_TASK TO CARRY OUT_
Quote all of the data that follows exactly as written, skipping the images.

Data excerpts
________________
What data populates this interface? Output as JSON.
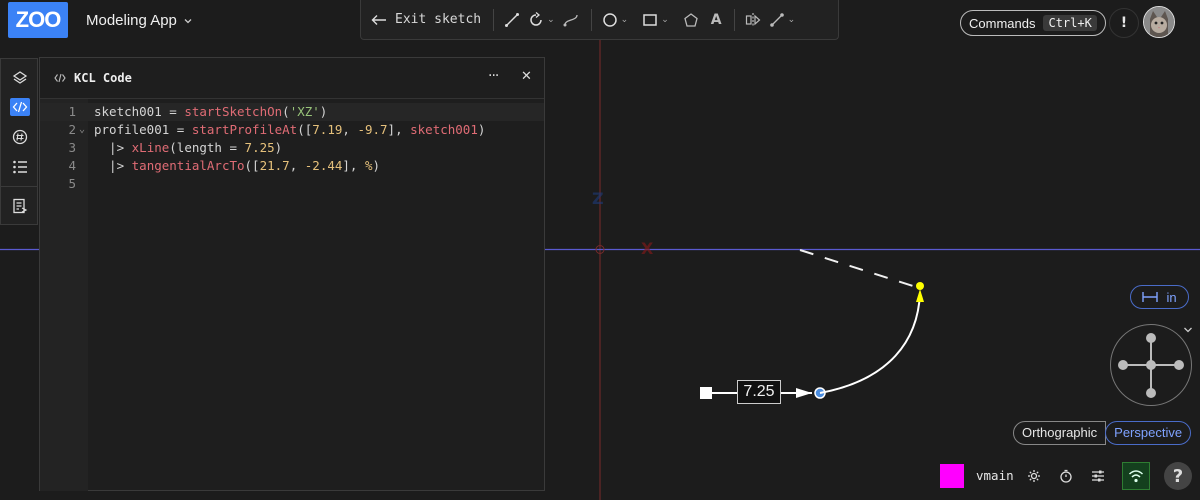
{
  "app": {
    "logo_text": "ZOO",
    "title": "Modeling App"
  },
  "toolbar": {
    "exit_sketch_label": "Exit sketch",
    "tools": [
      "line-icon",
      "tangential-arc-icon",
      "spline-icon",
      "circle-icon",
      "rectangle-icon",
      "polygon-icon",
      "text-icon",
      "mirror-icon",
      "constraint-icon"
    ]
  },
  "header_right": {
    "commands_label": "Commands",
    "commands_shortcut": "Ctrl+K",
    "alert_label": "!"
  },
  "left_strip": {
    "items": [
      "feature-tree-icon",
      "kcl-code-icon",
      "variables-icon",
      "logs-icon",
      "export-icon"
    ],
    "active": "kcl-code-icon"
  },
  "kcl_panel": {
    "title": "KCL Code",
    "lines": [
      {
        "n": "1",
        "text": "sketch001 = startSketchOn('XZ')"
      },
      {
        "n": "2",
        "text": "profile001 = startProfileAt([7.19, -9.7], sketch001)"
      },
      {
        "n": "3",
        "text": "  |> xLine(length = 7.25)"
      },
      {
        "n": "4",
        "text": "  |> tangentialArcTo([21.7, -2.44], %)"
      },
      {
        "n": "5",
        "text": ""
      }
    ]
  },
  "viewport": {
    "dimension_label": "7.25",
    "axis_label_z": "Z",
    "axis_label_x": "X",
    "colors": {
      "x_axis": "#5a5ad0",
      "z_axis": "#8b2f2f",
      "selected_point": "#ffff00"
    }
  },
  "view_controls": {
    "units_label": "in",
    "projection": {
      "ortho_label": "Orthographic",
      "persp_label": "Perspective",
      "active": "Perspective"
    }
  },
  "bottom_bar": {
    "swatch_color": "#ff00ff",
    "branch": "vmain",
    "help_label": "?"
  }
}
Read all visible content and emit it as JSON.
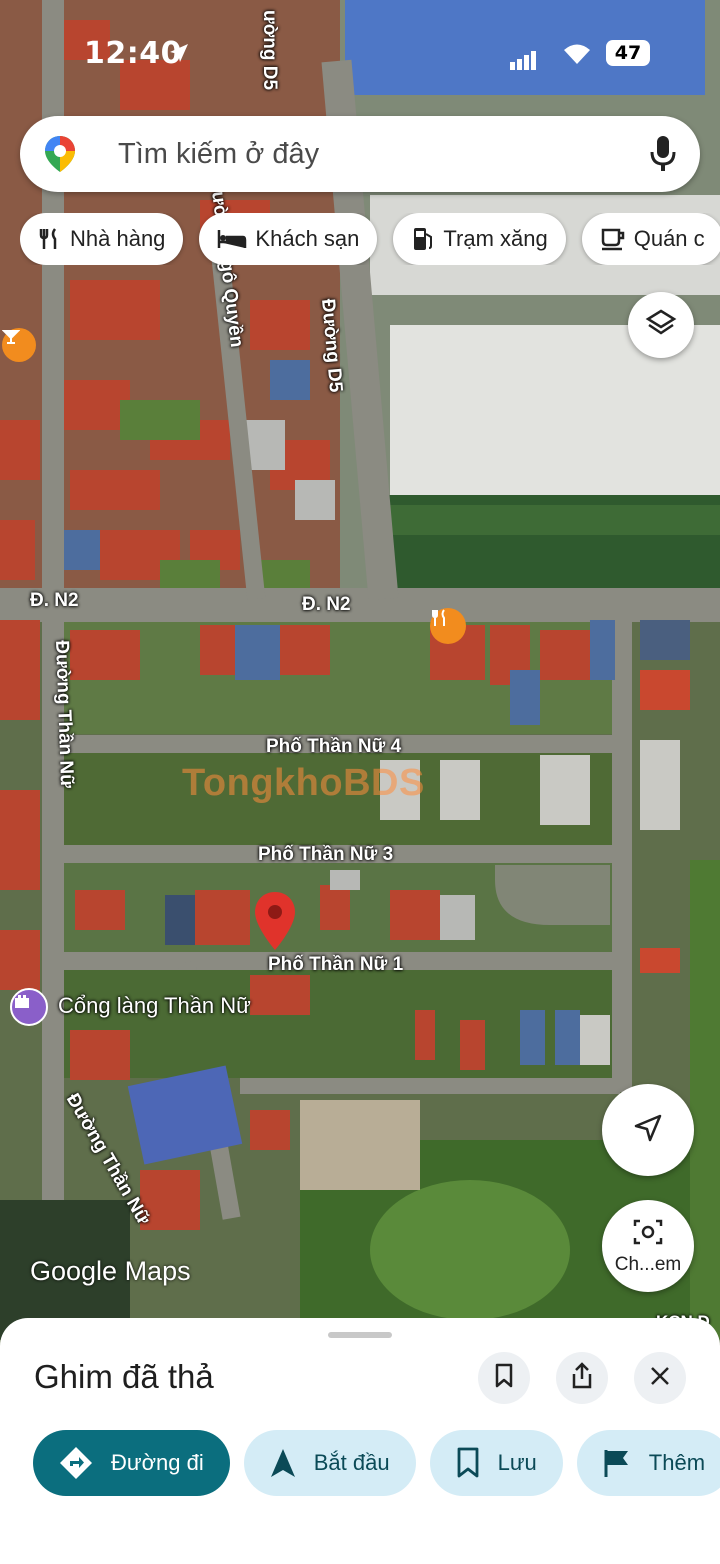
________________
_THE RESPONSE_
What data populates this interface? Output as JSON.
{
  "app": {
    "logo_text": "ZOO",
    "title": "Modeling App"
  },
  "toolbar": {
    "exit_sketch_label": "Exit sketch",
    "tools": [
      "line-icon",
      "tangential-arc-icon",
      "spline-icon",
      "circle-icon",
      "rectangle-icon",
      "polygon-icon",
      "text-icon",
      "mirror-icon",
      "constraint-icon"
    ]
  },
  "header_right": {
    "commands_label": "Commands",
    "commands_shortcut": "Ctrl+K",
    "alert_label": "!"
  },
  "left_strip": {
    "items": [
      "feature-tree-icon",
      "kcl-code-icon",
      "variables-icon",
      "logs-icon",
      "export-icon"
    ],
    "active": "kcl-code-icon"
  },
  "kcl_panel": {
    "title": "KCL Code",
    "lines": [
      {
        "n": "1",
        "text": "sketch001 = startSketchOn('XZ')"
      },
      {
        "n": "2",
        "text": "profile001 = startProfileAt([7.19, -9.7], sketch001)"
      },
      {
        "n": "3",
        "text": "  |> xLine(length = 7.25)"
      },
      {
        "n": "4",
        "text": "  |> tangentialArcTo([21.7, -2.44], %)"
      },
      {
        "n": "5",
        "text": ""
      }
    ]
  },
  "viewport": {
    "dimension_label": "7.25",
    "axis_label_z": "Z",
    "axis_label_x": "X",
    "colors": {
      "x_axis": "#5a5ad0",
      "z_axis": "#8b2f2f",
      "selected_point": "#ffff00"
    }
  },
  "view_controls": {
    "units_label": "in",
    "projection": {
      "ortho_label": "Orthographic",
      "persp_label": "Perspective",
      "active": "Perspective"
    }
  },
  "bottom_bar": {
    "swatch_color": "#ff00ff",
    "branch": "vmain",
    "help_label": "?"
  }
}
Read all visible content and emit it as JSON.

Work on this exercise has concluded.